— EXERCISE GOAL —
Give every line of the data again, unchanged, but with no pictures.

:: RECORDS TO USE

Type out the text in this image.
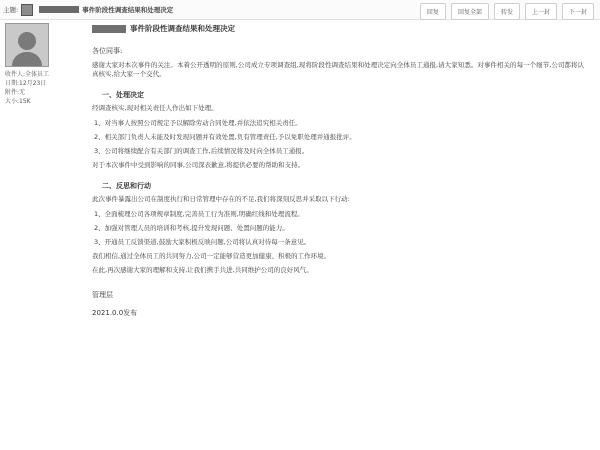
主题:	事件阶段性调查结果和处理决定	回复	回复全部	转发	上一封	下一封
收件人:全体员工
日期:12月23日
附件:无
大小:15K
事件阶段性调查结果和处理决定
各位同事:

感谢大家对本次事件的关注。本着公开透明的原则,公司成立专项调查组,现将阶段性调查结果和处理决定向全体员工通报,请大家知悉。对事件相关的每一个细节,公司都将认真核实,给大家一个交代。

一、处理决定

经调查核实,现对相关责任人作出如下处理。

1、对当事人按照公司规定予以解除劳动合同处理,并依法追究相关责任。
2、相关部门负责人未能及时发现问题并有效处置,负有管理责任,予以免职处理并通报批评。
3、公司将继续配合有关部门的调查工作,后续情况将及时向全体员工通报。

对于本次事件中受到影响的同事,公司深表歉意,将提供必要的帮助和支持。

二、反思和行动

此次事件暴露出公司在制度执行和日常管理中存在的不足,我们将深刻反思并采取以下行动:

1、全面梳理公司各项规章制度,完善员工行为准则,明确红线和处理流程。
2、加强对管理人员的培训和考核,提升发现问题、处置问题的能力。
3、开通员工反馈渠道,鼓励大家积极反映问题,公司将认真对待每一条意见。

我们相信,通过全体员工的共同努力,公司一定能够营造更加健康、积极的工作环境。

在此,再次感谢大家的理解和支持,让我们携手共进,共同维护公司的良好风气。

管理层
2021.0.0发布
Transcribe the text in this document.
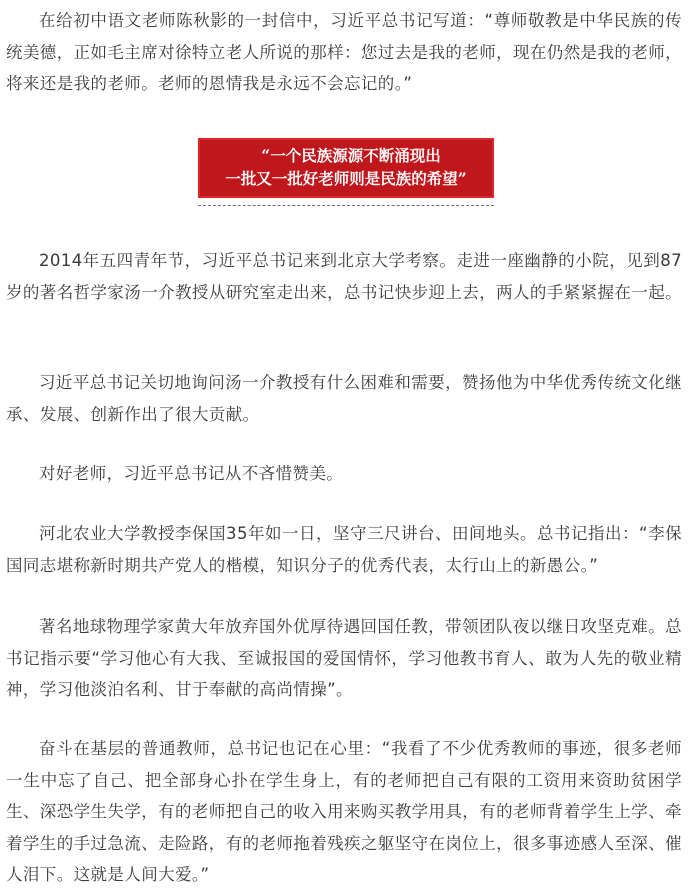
在给初中语文老师陈秋影的一封信中，习近平总书记写道：“尊师敬教是中华民族的传统美德，正如毛主席对徐特立老人所说的那样：您过去是我的老师，现在仍然是我的老师，将来还是我的老师。老师的恩情我是永远不会忘记的。”

“一个民族源源不断涌现出
一批又一批好老师则是民族的希望”

2014年五四青年节，习近平总书记来到北京大学考察。走进一座幽静的小院，见到87岁的著名哲学家汤一介教授从研究室走出来，总书记快步迎上去，两人的手紧紧握在一起。

习近平总书记关切地询问汤一介教授有什么困难和需要，赞扬他为中华优秀传统文化继承、发展、创新作出了很大贡献。

对好老师，习近平总书记从不吝惜赞美。

河北农业大学教授李保国35年如一日，坚守三尺讲台、田间地头。总书记指出：“李保国同志堪称新时期共产党人的楷模，知识分子的优秀代表，太行山上的新愚公。”

著名地球物理学家黄大年放弃国外优厚待遇回国任教，带领团队夜以继日攻坚克难。总书记指示要“学习他心有大我、至诚报国的爱国情怀，学习他教书育人、敢为人先的敬业精神，学习他淡泊名利、甘于奉献的高尚情操”。

奋斗在基层的普通教师，总书记也记在心里：“我看了不少优秀教师的事迹，很多老师一生中忘了自己、把全部身心扑在学生身上，有的老师把自己有限的工资用来资助贫困学生、深恐学生失学，有的老师把自己的收入用来购买教学用具，有的老师背着学生上学、牵着学生的手过急流、走险路，有的老师拖着残疾之躯坚守在岗位上，很多事迹感人至深、催人泪下。这就是人间大爱。”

::::

— SOLUTION —
Type out the text in this image.
主题:	事件阶段性调查结果和处理决定	回复	回复全部	转发	上一封	下一封
收件人:全体员工
日期:12月23日
附件:无
大小:15K
事件阶段性调查结果和处理决定
各位同事:

感谢大家对本次事件的关注。本着公开透明的原则,公司成立专项调查组,现将阶段性调查结果和处理决定向全体员工通报,请大家知悉。对事件相关的每一个细节,公司都将认真核实,给大家一个交代。

一、处理决定

经调查核实,现对相关责任人作出如下处理。

1、对当事人按照公司规定予以解除劳动合同处理,并依法追究相关责任。
2、相关部门负责人未能及时发现问题并有效处置,负有管理责任,予以免职处理并通报批评。
3、公司将继续配合有关部门的调查工作,后续情况将及时向全体员工通报。

对于本次事件中受到影响的同事,公司深表歉意,将提供必要的帮助和支持。

二、反思和行动

此次事件暴露出公司在制度执行和日常管理中存在的不足,我们将深刻反思并采取以下行动:

1、全面梳理公司各项规章制度,完善员工行为准则,明确红线和处理流程。
2、加强对管理人员的培训和考核,提升发现问题、处置问题的能力。
3、开通员工反馈渠道,鼓励大家积极反映问题,公司将认真对待每一条意见。

我们相信,通过全体员工的共同努力,公司一定能够营造更加健康、积极的工作环境。

在此,再次感谢大家的理解和支持,让我们携手共进,共同维护公司的良好风气。

管理层
2021.0.0发布
Transcribe the text in this document.
在给初中语文老师陈秋影的一封信中，习近平总书记写道：“尊师敬教是中华民族的传统美德，正如毛主席对徐特立老人所说的那样：您过去是我的老师，现在仍然是我的老师，将来还是我的老师。老师的恩情我是永远不会忘记的。”

“一个民族源源不断涌现出
一批又一批好老师则是民族的希望”

2014年五四青年节，习近平总书记来到北京大学考察。走进一座幽静的小院，见到87岁的著名哲学家汤一介教授从研究室走出来，总书记快步迎上去，两人的手紧紧握在一起。

习近平总书记关切地询问汤一介教授有什么困难和需要，赞扬他为中华优秀传统文化继承、发展、创新作出了很大贡献。

对好老师，习近平总书记从不吝惜赞美。

河北农业大学教授李保国35年如一日，坚守三尺讲台、田间地头。总书记指出：“李保国同志堪称新时期共产党人的楷模，知识分子的优秀代表，太行山上的新愚公。”

著名地球物理学家黄大年放弃国外优厚待遇回国任教，带领团队夜以继日攻坚克难。总书记指示要“学习他心有大我、至诚报国的爱国情怀，学习他教书育人、敢为人先的敬业精神，学习他淡泊名利、甘于奉献的高尚情操”。

奋斗在基层的普通教师，总书记也记在心里：“我看了不少优秀教师的事迹，很多老师一生中忘了自己、把全部身心扑在学生身上，有的老师把自己有限的工资用来资助贫困学生、深恐学生失学，有的老师把自己的收入用来购买教学用具，有的老师背着学生上学、牵着学生的手过急流、走险路，有的老师拖着残疾之躯坚守在岗位上，很多事迹感人至深、催人泪下。这就是人间大爱。”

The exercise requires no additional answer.